**WRITTEN PROBLEM:**
Below are some records; give them all again exactly, but not the pictures.
===== DATASET EXTRACT
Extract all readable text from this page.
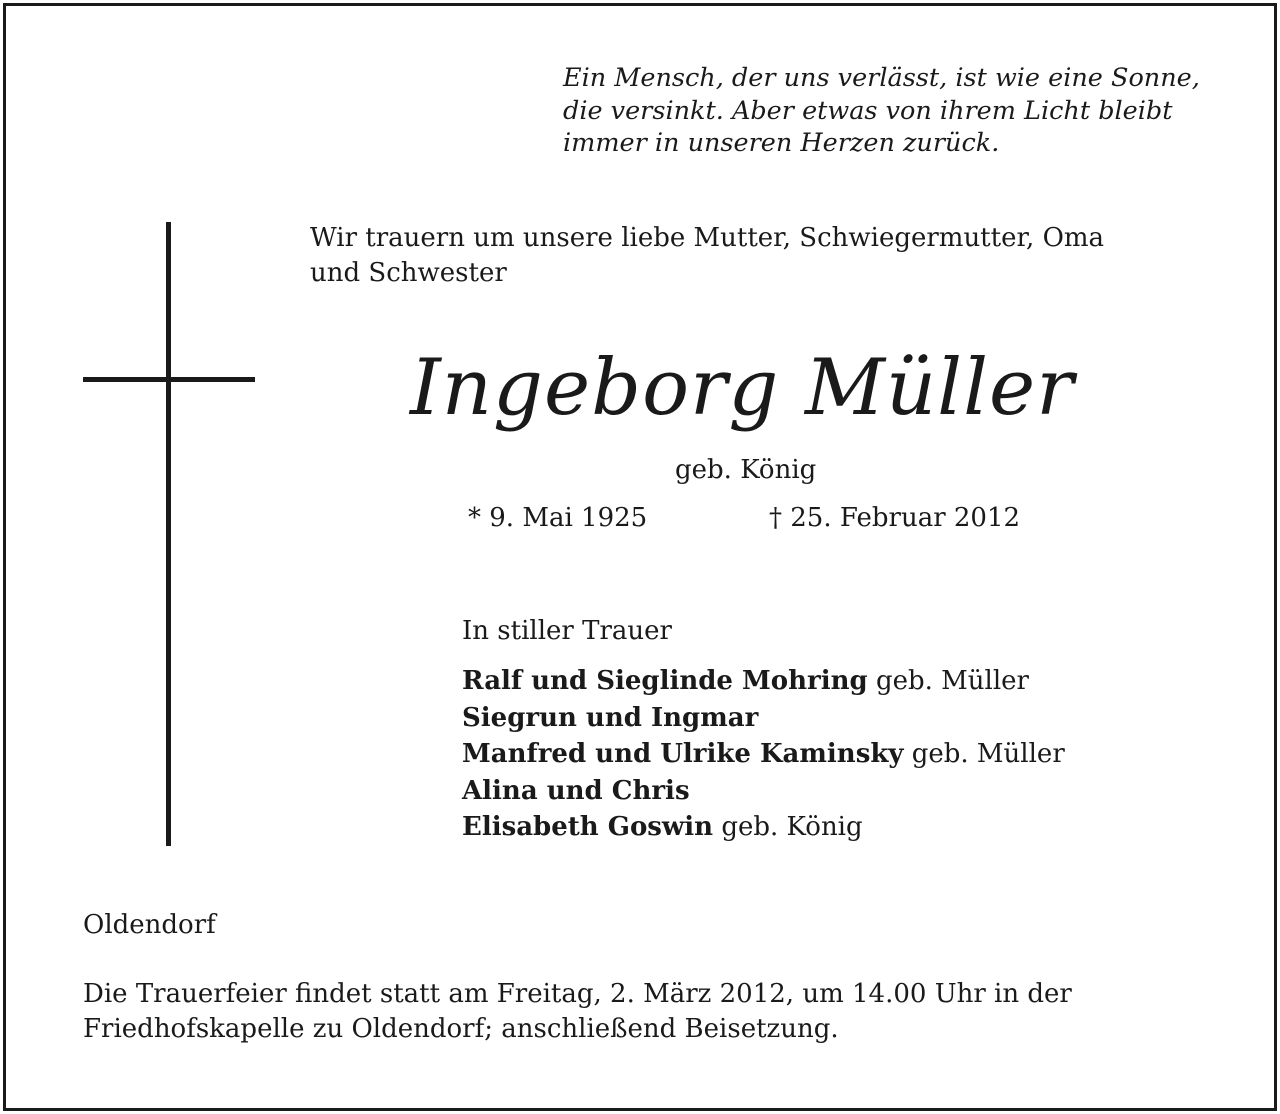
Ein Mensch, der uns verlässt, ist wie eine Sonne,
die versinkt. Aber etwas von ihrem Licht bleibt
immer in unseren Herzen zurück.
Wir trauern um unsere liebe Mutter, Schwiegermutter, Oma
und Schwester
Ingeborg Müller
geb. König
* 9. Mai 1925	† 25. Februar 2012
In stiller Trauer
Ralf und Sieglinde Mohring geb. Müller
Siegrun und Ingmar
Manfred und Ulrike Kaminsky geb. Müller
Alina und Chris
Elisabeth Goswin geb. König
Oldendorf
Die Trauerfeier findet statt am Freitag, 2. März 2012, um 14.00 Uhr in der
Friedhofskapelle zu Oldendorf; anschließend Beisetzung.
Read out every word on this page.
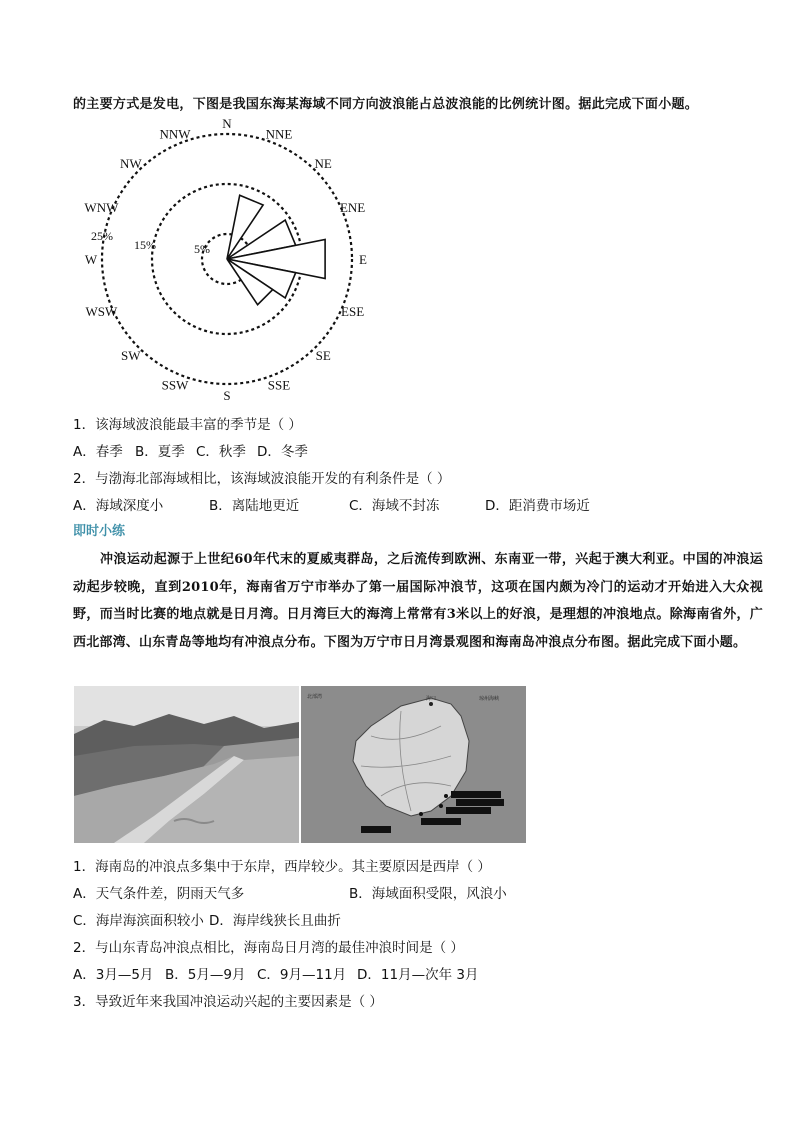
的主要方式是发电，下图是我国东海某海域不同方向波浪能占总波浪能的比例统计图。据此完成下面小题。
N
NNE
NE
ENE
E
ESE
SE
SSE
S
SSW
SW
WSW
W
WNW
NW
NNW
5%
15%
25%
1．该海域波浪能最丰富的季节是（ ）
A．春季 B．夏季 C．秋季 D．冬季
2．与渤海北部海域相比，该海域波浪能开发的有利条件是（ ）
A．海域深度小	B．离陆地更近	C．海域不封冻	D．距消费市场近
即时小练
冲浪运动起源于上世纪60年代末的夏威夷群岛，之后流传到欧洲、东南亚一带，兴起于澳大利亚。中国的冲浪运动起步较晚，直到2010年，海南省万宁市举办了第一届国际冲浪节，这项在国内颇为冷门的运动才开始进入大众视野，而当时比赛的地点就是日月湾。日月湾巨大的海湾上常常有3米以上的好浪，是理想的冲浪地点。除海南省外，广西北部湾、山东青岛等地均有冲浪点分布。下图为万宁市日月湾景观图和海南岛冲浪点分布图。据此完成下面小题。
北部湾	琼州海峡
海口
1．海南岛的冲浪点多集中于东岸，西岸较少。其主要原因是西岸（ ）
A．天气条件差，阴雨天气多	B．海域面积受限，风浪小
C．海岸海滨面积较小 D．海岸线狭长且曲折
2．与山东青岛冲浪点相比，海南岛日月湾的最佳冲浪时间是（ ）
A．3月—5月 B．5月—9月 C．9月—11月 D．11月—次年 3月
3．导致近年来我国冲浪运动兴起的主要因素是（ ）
==========
**FULL OUTPUT:**
Extract all readable text from this page.
Ein Mensch, der uns verlässt, ist wie eine Sonne,
die versinkt. Aber etwas von ihrem Licht bleibt
immer in unseren Herzen zurück.
Wir trauern um unsere liebe Mutter, Schwiegermutter, Oma
und Schwester
Ingeborg Müller
geb. König
* 9. Mai 1925	† 25. Februar 2012
In stiller Trauer
Ralf und Sieglinde Mohring geb. Müller
Siegrun und Ingmar
Manfred und Ulrike Kaminsky geb. Müller
Alina und Chris
Elisabeth Goswin geb. König
Oldendorf
Die Trauerfeier findet statt am Freitag, 2. März 2012, um 14.00 Uhr in der
Friedhofskapelle zu Oldendorf; anschließend Beisetzung.
Read out every word on this page.
的主要方式是发电，下图是我国东海某海域不同方向波浪能占总波浪能的比例统计图。据此完成下面小题。
N
NNE
NE
ENE
E
ESE
SE
SSE
S
SSW
SW
WSW
W
WNW
NW
NNW
5%
15%
25%
1．该海域波浪能最丰富的季节是（ ）
A．春季 B．夏季 C．秋季 D．冬季
2．与渤海北部海域相比，该海域波浪能开发的有利条件是（ ）
A．海域深度小	B．离陆地更近	C．海域不封冻	D．距消费市场近
即时小练
冲浪运动起源于上世纪60年代末的夏威夷群岛，之后流传到欧洲、东南亚一带，兴起于澳大利亚。中国的冲浪运动起步较晚，直到2010年，海南省万宁市举办了第一届国际冲浪节，这项在国内颇为冷门的运动才开始进入大众视野，而当时比赛的地点就是日月湾。日月湾巨大的海湾上常常有3米以上的好浪，是理想的冲浪地点。除海南省外，广西北部湾、山东青岛等地均有冲浪点分布。下图为万宁市日月湾景观图和海南岛冲浪点分布图。据此完成下面小题。
北部湾	琼州海峡
海口
1．海南岛的冲浪点多集中于东岸，西岸较少。其主要原因是西岸（ ）
A．天气条件差，阴雨天气多	B．海域面积受限，风浪小
C．海岸海滨面积较小 D．海岸线狭长且曲折
2．与山东青岛冲浪点相比，海南岛日月湾的最佳冲浪时间是（ ）
A．3月—5月 B．5月—9月 C．9月—11月 D．11月—次年 3月
3．导致近年来我国冲浪运动兴起的主要因素是（ ）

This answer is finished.